> [Goal]:
Reproduce every line of the records below verbatim, keeping each line's text and order unchanged.

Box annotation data
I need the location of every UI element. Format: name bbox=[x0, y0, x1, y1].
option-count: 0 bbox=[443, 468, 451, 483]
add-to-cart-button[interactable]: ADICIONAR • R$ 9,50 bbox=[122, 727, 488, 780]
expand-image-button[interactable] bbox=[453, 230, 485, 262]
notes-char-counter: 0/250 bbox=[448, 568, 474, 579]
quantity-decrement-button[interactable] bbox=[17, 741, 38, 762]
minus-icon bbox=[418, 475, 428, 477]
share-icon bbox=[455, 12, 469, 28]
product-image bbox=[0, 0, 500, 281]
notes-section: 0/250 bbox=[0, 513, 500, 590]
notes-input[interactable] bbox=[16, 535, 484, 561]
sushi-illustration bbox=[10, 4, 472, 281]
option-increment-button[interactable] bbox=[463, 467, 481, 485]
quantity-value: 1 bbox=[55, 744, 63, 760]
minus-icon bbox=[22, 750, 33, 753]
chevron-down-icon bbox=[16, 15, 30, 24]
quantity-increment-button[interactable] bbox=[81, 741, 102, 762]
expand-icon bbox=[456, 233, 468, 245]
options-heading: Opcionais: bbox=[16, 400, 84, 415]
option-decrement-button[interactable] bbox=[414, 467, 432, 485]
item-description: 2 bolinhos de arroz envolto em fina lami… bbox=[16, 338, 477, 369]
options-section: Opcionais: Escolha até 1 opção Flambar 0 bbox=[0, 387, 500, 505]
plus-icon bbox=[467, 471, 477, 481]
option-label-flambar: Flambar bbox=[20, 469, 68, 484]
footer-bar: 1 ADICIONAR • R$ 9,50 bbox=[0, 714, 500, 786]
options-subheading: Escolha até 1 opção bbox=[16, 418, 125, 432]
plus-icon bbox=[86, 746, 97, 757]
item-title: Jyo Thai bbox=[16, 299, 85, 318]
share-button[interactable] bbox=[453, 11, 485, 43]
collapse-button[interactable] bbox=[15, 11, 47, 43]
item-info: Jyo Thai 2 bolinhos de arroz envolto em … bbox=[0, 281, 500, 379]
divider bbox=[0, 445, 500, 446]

> [Written answer]:
I need the location of every UI element. Format: name bbox=[x0, y0, x1, y1].
option-count: 0 bbox=[443, 468, 451, 483]
add-to-cart-button[interactable]: ADICIONAR • R$ 9,50 bbox=[122, 727, 488, 780]
expand-image-button[interactable] bbox=[453, 230, 485, 262]
notes-char-counter: 0/250 bbox=[448, 568, 474, 579]
quantity-decrement-button[interactable] bbox=[17, 741, 38, 762]
minus-icon bbox=[418, 475, 428, 477]
share-icon bbox=[455, 12, 469, 28]
product-image bbox=[0, 0, 500, 281]
notes-section: 0/250 bbox=[0, 513, 500, 590]
notes-input[interactable] bbox=[16, 535, 484, 561]
sushi-illustration bbox=[10, 4, 472, 281]
option-increment-button[interactable] bbox=[463, 467, 481, 485]
quantity-value: 1 bbox=[55, 744, 63, 760]
minus-icon bbox=[22, 750, 33, 753]
chevron-down-icon bbox=[16, 15, 30, 24]
quantity-increment-button[interactable] bbox=[81, 741, 102, 762]
expand-icon bbox=[456, 233, 468, 245]
options-heading: Opcionais: bbox=[16, 400, 84, 415]
option-decrement-button[interactable] bbox=[414, 467, 432, 485]
item-description: 2 bolinhos de arroz envolto em fina lami… bbox=[16, 338, 477, 369]
options-section: Opcionais: Escolha até 1 opção Flambar 0 bbox=[0, 387, 500, 505]
plus-icon bbox=[467, 471, 477, 481]
option-label-flambar: Flambar bbox=[20, 469, 68, 484]
footer-bar: 1 ADICIONAR • R$ 9,50 bbox=[0, 714, 500, 786]
options-subheading: Escolha até 1 opção bbox=[16, 418, 125, 432]
plus-icon bbox=[86, 746, 97, 757]
item-title: Jyo Thai bbox=[16, 299, 85, 318]
share-button[interactable] bbox=[453, 11, 485, 43]
collapse-button[interactable] bbox=[15, 11, 47, 43]
item-info: Jyo Thai 2 bolinhos de arroz envolto em … bbox=[0, 281, 500, 379]
divider bbox=[0, 445, 500, 446]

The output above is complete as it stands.